### [ИСХОДНЫЙ ТЕКСТ]
··········

"Две статьи и одна лекция" - читать интересную книгу автора (Аверинцев Сергей Сергеевич)

«Великий инквизитор» с точки зрения advocatus diaboli

Я надеюсь, что и название, и интенция моего сообщения будут поняты пра­вильно. Вы прекрасно знаете, что такое «адвокат дьявола», advocatus diaboli в собственном и техническом смысле слова. Это вовсе не какой-то коварный богохульник и даже не бездушный законник; назначенный — на официальной церковной латыни— promoter fidei[1], он участвует, легально и формально, в процессе канонизации святого, как эти принято в практике католической церк­ви. Но его задача своеобразна. Возможно, лично вполне почитая добродетели и харизматические дары испытуемого святого, он, тем не менее, чувствует се­бя обязанным исполнять свою докучную роль: привлекать и формулировать все возможные аргументы против «своего» святого, чтобы оспорить готовящу­юся канонизацию.

Если Достоевский и не святой, то его шедевры, такие как «Великий инкви­зитор», представляются нам в своем роде заслуживающими канонизации, как род вдохновенного пророчества, в почти богословском смысле. В самом деле, освободительное значение творчества Достоевского и, в частности, его «Вели­кого инквизитора» столь очевидно, столь огромно для каждого из тех, кто, как я, чувствует себя наследником русской культуры и кто пережил свое христиан­ское обращение при тоталитарном и атеистическом режиме, что было бы из­лишне задерживаться на этом. Знаменитый рассказ был принят нами как глу­бочайшее из свидетельств о человеческой свободе в ее христианских обосно­ваниях. Пророческий или нет, это действительно и неоспоримо один из ключе­вых текстов для проблемы проблем нашего столетия, проблемы тоталитариз­ма. Таково наше переживание этого текста, но, будучи обусловлено нашим «хронотопом», говоря по-бахтински, оно имеет мало общего с антикато­лической интенцией самого автора.

Тем не менее, именно в перспективе конфессиональной полемики этот текст и провоцирует вопросы. К примеру: действительно ли Православие об­ходится без столь порицаемых Достоевским представлений Чуда, Тайны и - в особенности - Авторитета? О, есть вопросы, которые можно было бы задать знаменитому тексту; но сам-то этот текст, откровенно говоря, построен так, чтобы скорее исключить вопросы, чем давать ответы. Федор Михайлович — величайший мастер уклончивости, он не даст поймать себя на слове. Его ста­рец Зосима, разве это не само воплощение Авторитета — конечно, подлинно­го Авторитета; но где критерии подлинности, которые выходили бы за преде­лы области морализаторских и субъективных чувств? Если этот роман следует понимать как выступление в защиту харизматического авторитета против авто­ритета институционального, то, во-первых, почему это предпочтение одного рода церковного авторитета перед другим представлено как простое и чистое отрицание авторитета вообще? и во-вторых, можно ли сопоставить этот абсо­лютный харизматизм с учением и повседневной жизнью Церкви — естествен­но, не полувоображаемого бердяевского Православия, но Православия реально существующих Православных Церквей, с их Патриархиями, Синодами, ка­ноническим правом и т. п.?

··········

### [ЗАДАНИЕ 1]
Оформите в виде нумерованного списка сохранённые строки от строки с «glyph: ă [453,448,466,471]» до строки с «glyph-cell[interactable] [560,40,600,80]», включая обе. Пустые строки пропустите.
### [ЗАДАНИЕ 2]
Продолжите текст о «Великом инквизиторе» начиная с места, следующего за его последней фразой.
Текст и строки взяты из разных источников.

### [Сохранённые записи]
··········

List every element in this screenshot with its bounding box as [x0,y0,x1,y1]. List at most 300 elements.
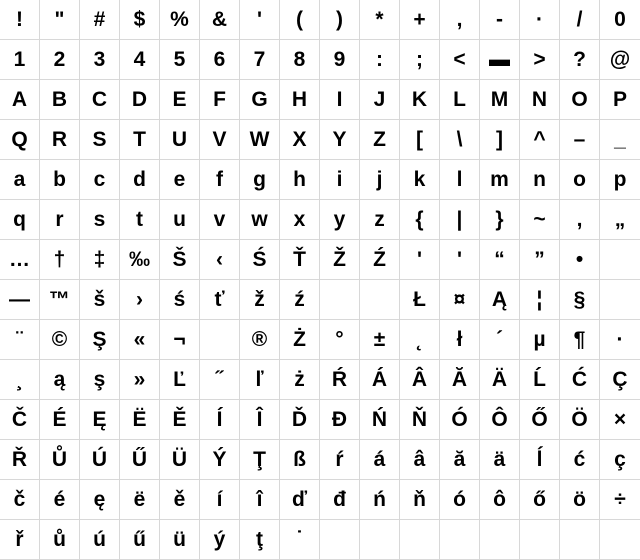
glyph: ă [453,448,466,471]
glyph: ¶ [573,328,586,351]
glyph-cell[interactable] [560,440,600,480]
glyph: ö [573,488,586,511]
glyph-cell[interactable] [160,160,200,200]
glyph-cell[interactable] [600,280,640,320]
glyph-cell[interactable] [480,520,520,560]
glyph-cell[interactable] [280,0,320,40]
glyph-cell[interactable] [560,0,600,40]
glyph-cell[interactable] [360,280,400,320]
glyph-cell[interactable] [80,120,120,160]
glyph-cell[interactable] [160,320,200,360]
glyph-cell[interactable] [40,120,80,160]
glyph-cell[interactable] [520,280,560,320]
glyph-cell[interactable] [160,440,200,480]
glyph: ) [336,8,343,31]
glyph-cell[interactable] [360,0,400,40]
glyph: ÷ [614,488,626,511]
glyph-cell[interactable] [200,400,240,440]
glyph: ť [214,288,225,311]
glyph: ä [493,448,506,471]
glyph-cell[interactable] [560,40,600,80]
glyph-cell[interactable] [280,280,320,320]
glyph: × [613,408,627,431]
glyph-cell[interactable] [280,520,320,560]
glyph-cell[interactable] [200,360,240,400]
glyph-cell[interactable] [280,400,320,440]
glyph-cell[interactable] [560,280,600,320]
glyph-cell[interactable] [240,480,280,520]
glyph-cell[interactable] [600,440,640,480]
glyph-cell[interactable] [80,240,120,280]
glyph-cell[interactable] [240,200,280,240]
glyph-cell[interactable] [360,240,400,280]
glyph-cell[interactable] [400,400,440,440]
glyph-cell[interactable] [440,440,480,480]
glyph-cell[interactable] [80,440,120,480]
glyph-cell[interactable] [240,0,280,40]
glyph-cell[interactable] [0,120,40,160]
glyph-cell[interactable] [400,120,440,160]
glyph-cell[interactable] [200,440,240,480]
glyph-cell[interactable] [80,160,120,200]
glyph-cell[interactable] [520,240,560,280]
glyph: · [536,8,543,31]
glyph-cell[interactable] [400,160,440,200]
glyph-cell[interactable] [240,120,280,160]
glyph-cell[interactable] [0,480,40,520]
glyph-cell[interactable] [160,400,200,440]
glyph-cell[interactable] [480,240,520,280]
glyph [617,249,623,270]
glyph [617,289,623,310]
glyph-cell[interactable] [40,520,80,560]
glyph-cell[interactable] [360,120,400,160]
glyph-cell[interactable] [80,480,120,520]
glyph: Ű [131,448,148,471]
glyph: ţ [256,528,263,551]
glyph-cell[interactable] [40,160,80,200]
glyph-cell[interactable] [200,200,240,240]
glyph-cell[interactable] [0,0,40,40]
glyph-cell[interactable] [280,40,320,80]
glyph [377,289,383,310]
glyph-cell[interactable] [600,520,640,560]
glyph-cell[interactable] [160,280,200,320]
glyph-cell[interactable] [40,80,80,120]
glyph: $ [133,8,146,31]
glyph-cell[interactable] [80,320,120,360]
glyph-cell[interactable] [320,160,360,200]
glyph-cell[interactable] [280,360,320,400]
glyph-cell[interactable] [600,400,640,440]
glyph: M [490,88,509,111]
glyph: J [373,88,386,111]
glyph: p [613,168,627,191]
glyph-cell[interactable] [40,240,80,280]
glyph-cell[interactable] [80,520,120,560]
glyph-cell[interactable] [360,160,400,200]
glyph-cell[interactable] [40,480,80,520]
glyph-cell[interactable] [0,440,40,480]
glyph-cell[interactable] [40,280,80,320]
glyph-cell[interactable] [600,320,640,360]
glyph-cell[interactable] [280,440,320,480]
glyph-cell[interactable] [240,40,280,80]
glyph-cell[interactable] [440,400,480,440]
glyph: P [612,88,627,111]
glyph: ć [573,448,586,471]
glyph-cell[interactable] [440,0,480,40]
glyph-cell[interactable] [120,120,160,160]
glyph-cell[interactable] [120,440,160,480]
glyph: Ź [373,248,386,271]
glyph-cell[interactable] [440,200,480,240]
glyph: í [216,488,223,511]
glyph-cell[interactable] [520,0,560,40]
glyph: ý [213,528,226,551]
glyph-cell[interactable] [480,80,520,120]
glyph-cell[interactable] [40,360,80,400]
glyph-cell[interactable] [400,280,440,320]
glyph-cell[interactable] [320,480,360,520]
glyph: Ţ [253,448,266,471]
glyph-cell[interactable] [440,40,480,80]
glyph: č [13,488,26,511]
glyph-cell[interactable] [600,480,640,520]
glyph-cell[interactable] [440,160,480,200]
glyph-cell[interactable] [120,160,160,200]
glyph-cell[interactable] [520,80,560,120]
glyph-cell[interactable] [120,200,160,240]
glyph-cell[interactable] [120,0,160,40]
glyph: ¨ [16,328,23,351]
glyph-cell[interactable] [0,520,40,560]
glyph-cell[interactable] [240,360,280,400]
glyph-cell[interactable] [120,520,160,560]
glyph-cell[interactable] [600,200,640,240]
glyph: ľ [255,368,264,391]
glyph-cell[interactable] [440,320,480,360]
glyph-cell[interactable] [40,400,80,440]
glyph-cell[interactable] [400,0,440,40]
glyph-cell[interactable] [360,360,400,400]
glyph-cell[interactable] [360,480,400,520]
glyph-cell[interactable] [80,400,120,440]
glyph-cell[interactable] [480,400,520,440]
glyph-cell[interactable] [120,280,160,320]
glyph-cell[interactable] [0,240,40,280]
glyph-cell[interactable] [40,320,80,360]
glyph-cell[interactable] [560,160,600,200]
glyph-cell[interactable] [480,200,520,240]
glyph-cell[interactable] [520,160,560,200]
glyph-cell[interactable] [480,320,520,360]
glyph-cell[interactable] [200,120,240,160]
glyph-cell[interactable] [440,480,480,520]
glyph: Ď [291,408,308,431]
glyph-cell[interactable] [440,120,480,160]
glyph-cell[interactable] [440,280,480,320]
glyph-cell[interactable] [360,80,400,120]
glyph-cell[interactable] [360,200,400,240]
glyph: c [93,168,106,191]
glyph-cell[interactable] [280,160,320,200]
glyph: H [291,88,308,111]
glyph-cell[interactable] [400,480,440,520]
glyph-cell[interactable] [440,240,480,280]
glyph-cell[interactable] [520,400,560,440]
glyph-cell[interactable] [400,200,440,240]
glyph-cell[interactable] [160,200,200,240]
glyph-cell[interactable] [200,280,240,320]
glyph: Ń [371,408,388,431]
glyph-cell[interactable] [40,440,80,480]
glyph-cell[interactable] [320,400,360,440]
glyph: á [373,448,386,471]
glyph: o [573,168,586,191]
glyph-cell[interactable] [120,80,160,120]
glyph-cell[interactable] [400,520,440,560]
glyph-cell[interactable] [120,240,160,280]
glyph: · [616,328,624,351]
glyph-cell[interactable] [600,240,640,280]
glyph-cell[interactable] [280,320,320,360]
glyph: U [171,128,188,151]
glyph-cell[interactable] [480,120,520,160]
glyph: Á [371,368,388,391]
glyph: n [533,168,546,191]
glyph-cell[interactable] [480,280,520,320]
glyph-cell[interactable] [120,480,160,520]
glyph-cell[interactable] [80,360,120,400]
glyph: r [55,208,64,231]
glyph-cell[interactable] [360,440,400,480]
glyph-cell[interactable] [520,360,560,400]
glyph [337,529,343,550]
glyph-cell[interactable] [520,320,560,360]
glyph-cell[interactable] [320,200,360,240]
glyph-cell[interactable] [520,120,560,160]
glyph-cell[interactable] [280,80,320,120]
glyph-cell[interactable] [480,360,520,400]
glyph-cell[interactable] [320,520,360,560]
glyph-cell[interactable] [240,320,280,360]
glyph-cell[interactable] [160,80,200,120]
glyph-cell[interactable] [320,80,360,120]
glyph-cell[interactable] [480,480,520,520]
glyph-cell[interactable] [600,40,640,80]
glyph: \ [456,128,463,151]
glyph-cell[interactable] [560,480,600,520]
glyph: ň [413,488,426,511]
glyph-cell[interactable] [400,320,440,360]
glyph: ş [93,368,106,391]
glyph: ú [93,528,106,551]
glyph: Ú [91,448,108,471]
glyph: — [9,288,30,311]
glyph-cell[interactable] [160,360,200,400]
glyph: Ł [413,288,426,311]
glyph: ¸ [16,368,23,391]
glyph: E [172,88,187,111]
glyph: Î [256,408,263,431]
glyph: 1 [13,48,26,71]
glyph: i [336,168,343,191]
glyph-cell[interactable] [400,80,440,120]
glyph: C [91,88,108,111]
glyph: Â [411,368,428,391]
glyph-cell[interactable] [520,520,560,560]
glyph-cell[interactable] [240,280,280,320]
glyph-cell[interactable] [320,240,360,280]
glyph: Ů [51,448,68,471]
glyph-cell[interactable] [240,400,280,440]
glyph-cell[interactable] [520,440,560,480]
glyph-cell[interactable] [0,360,40,400]
glyph-cell[interactable] [40,200,80,240]
glyph-cell[interactable] [0,160,40,200]
glyph: ë [133,488,146,511]
glyph: ő [533,488,546,511]
glyph-cell[interactable] [560,520,600,560]
glyph: 2 [53,48,66,71]
glyph-cell[interactable] [80,280,120,320]
glyph: ü [173,528,186,551]
glyph-cell[interactable] [120,360,160,400]
glyph-cell[interactable] [240,160,280,200]
glyph: 9 [333,48,346,71]
glyph-cell[interactable] [280,480,320,520]
glyph-cell[interactable] [520,200,560,240]
glyph: ń [373,488,386,511]
glyph: “ [494,248,505,271]
glyph-cell[interactable] [480,160,520,200]
glyph-cell[interactable] [0,280,40,320]
glyph-cell[interactable] [560,360,600,400]
glyph-cell[interactable] [0,400,40,440]
glyph-cell[interactable] [160,0,200,40]
glyph: ĺ [536,448,543,471]
glyph-cell[interactable] [560,400,600,440]
glyph-cell[interactable] [240,80,280,120]
glyph-cell[interactable] [160,240,200,280]
glyph-cell[interactable] [160,520,200,560]
glyph-cell[interactable] [600,120,640,160]
glyph-cell[interactable] [360,40,400,80]
glyph-cell[interactable] [240,440,280,480]
glyph-cell[interactable] [320,440,360,480]
glyph-cell[interactable] [200,520,240,560]
glyph-cell[interactable] [400,440,440,480]
glyph-cell[interactable] [320,360,360,400]
glyph-cell[interactable] [520,40,560,80]
glyph-cell[interactable] [200,240,240,280]
glyph: 0 [614,8,626,31]
glyph-cell[interactable] [320,120,360,160]
glyph-cell[interactable] [480,0,520,40]
glyph-cell[interactable] [400,360,440,400]
glyph-cell[interactable] [320,320,360,360]
glyph: 4 [133,48,146,71]
glyph-cell[interactable] [160,40,200,80]
glyph-cell[interactable] [240,240,280,280]
glyph-cell[interactable] [600,160,640,200]
glyph: / [576,8,583,31]
glyph-cell[interactable] [0,40,40,80]
glyph-cell[interactable] [440,520,480,560]
glyph-cell[interactable] [440,80,480,120]
glyph-cell[interactable] [40,0,80,40]
glyph-cell[interactable] [320,280,360,320]
glyph: Ą [491,288,508,311]
glyph-cell[interactable] [280,240,320,280]
glyph-cell[interactable] [400,40,440,80]
glyph-cell[interactable] [480,40,520,80]
glyph-cell[interactable] [560,200,600,240]
glyph [497,529,503,550]
glyph-cell[interactable] [160,480,200,520]
glyph-cell[interactable] [0,320,40,360]
glyph-cell[interactable] [560,80,600,120]
glyph-cell[interactable] [120,320,160,360]
glyph-cell[interactable] [200,0,240,40]
glyph-cell[interactable] [200,480,240,520]
glyph: b [53,168,66,191]
glyph-cell[interactable] [600,0,640,40]
glyph-cell[interactable] [400,240,440,280]
glyph-cell[interactable] [600,360,640,400]
glyph-cell[interactable] [0,200,40,240]
glyph-cell[interactable] [560,320,600,360]
glyph: ě [173,488,186,511]
glyph-cell[interactable] [560,240,600,280]
glyph: ‹ [216,248,223,271]
glyph-cell[interactable] [440,360,480,400]
glyph-cell[interactable] [80,0,120,40]
glyph: ! [16,8,23,31]
glyph-cell[interactable] [200,40,240,80]
glyph-cell[interactable] [560,120,600,160]
glyph-cell[interactable] [240,520,280,560]
glyph-cell[interactable] [80,200,120,240]
glyph-cell[interactable] [600,80,640,120]
glyph-cell[interactable] [360,520,400,560]
glyph: ¬ [173,328,186,351]
glyph-cell[interactable] [280,120,320,160]
glyph-cell[interactable] [80,80,120,120]
glyph-cell[interactable] [280,200,320,240]
glyph-cell[interactable] [360,320,400,360]
glyph-cell[interactable] [120,400,160,440]
glyph-cell[interactable] [480,440,520,480]
glyph: _ [614,128,626,151]
glyph-cell[interactable] [200,320,240,360]
glyph-cell[interactable] [520,480,560,520]
glyph: m [490,168,509,191]
glyph-cell[interactable] [320,0,360,40]
glyph-cell[interactable] [80,40,120,80]
glyph-cell[interactable] [160,120,200,160]
glyph-cell[interactable] [360,400,400,440]
glyph-cell[interactable] [200,80,240,120]
glyph-cell[interactable] [0,80,40,120]
glyph-cell[interactable] [200,160,240,200]
glyph-cell[interactable] [320,40,360,80]
glyph-cell[interactable] [40,40,80,80]
glyph: Ö [571,408,588,431]
glyph: l [456,168,463,191]
glyph-cell[interactable] [120,40,160,80]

··········

### [ОТВЕТ 1]
1. glyph: ă [453,448,466,471]
2. glyph: ¶ [573,328,586,351]
3. glyph-cell[interactable] [560,440,600,480]
4. glyph: ö [573,488,586,511]
5. glyph-cell[interactable] [160,160,200,200]
6. glyph-cell[interactable] [600,280,640,320]
7. glyph-cell[interactable] [480,520,520,560]
8. glyph-cell[interactable] [280,0,320,40]
9. glyph-cell[interactable] [560,0,600,40]
10. glyph-cell[interactable] [360,280,400,320]
11. glyph-cell[interactable] [80,120,120,160]
12. glyph-cell[interactable] [160,320,200,360]
13. glyph-cell[interactable] [40,120,80,160]
14. glyph-cell[interactable] [520,280,560,320]
15. glyph-cell[interactable] [160,440,200,480]
16. glyph: ) [336,8,343,31]
17. glyph-cell[interactable] [360,0,400,40]
18. glyph: ÷ [614,488,626,511]
19. glyph-cell[interactable] [200,400,240,440]
20. glyph: ť [214,288,225,311]
21. glyph: ä [493,448,506,471]
22. glyph-cell[interactable] [560,40,600,80]

### [ОТВЕТ 2]
И Сам Христос Достоевского, кардинально отказавшийся употребить Свою власть, предстающий абсолютно безмолвным и немым, кротким и нежным - до неспособности к конфликту, - разве это Господь Евангелий, Тот, Кто при­нес «не мир, но меч»? Уж скорее это, персонаж розовой воды из романтической и постромантической литературы: «чарующий пророк» Эрнеста Ренана, «не­вротик» и «декадент» Ницше, по мнению последнего, «неспособный сказать нет», или даже «женственный призрак» последних лет Александра Блока, или, наконец, безвольный герой «Мастера и Маргариты», который настолько «добp», что уже не различает добра и зла...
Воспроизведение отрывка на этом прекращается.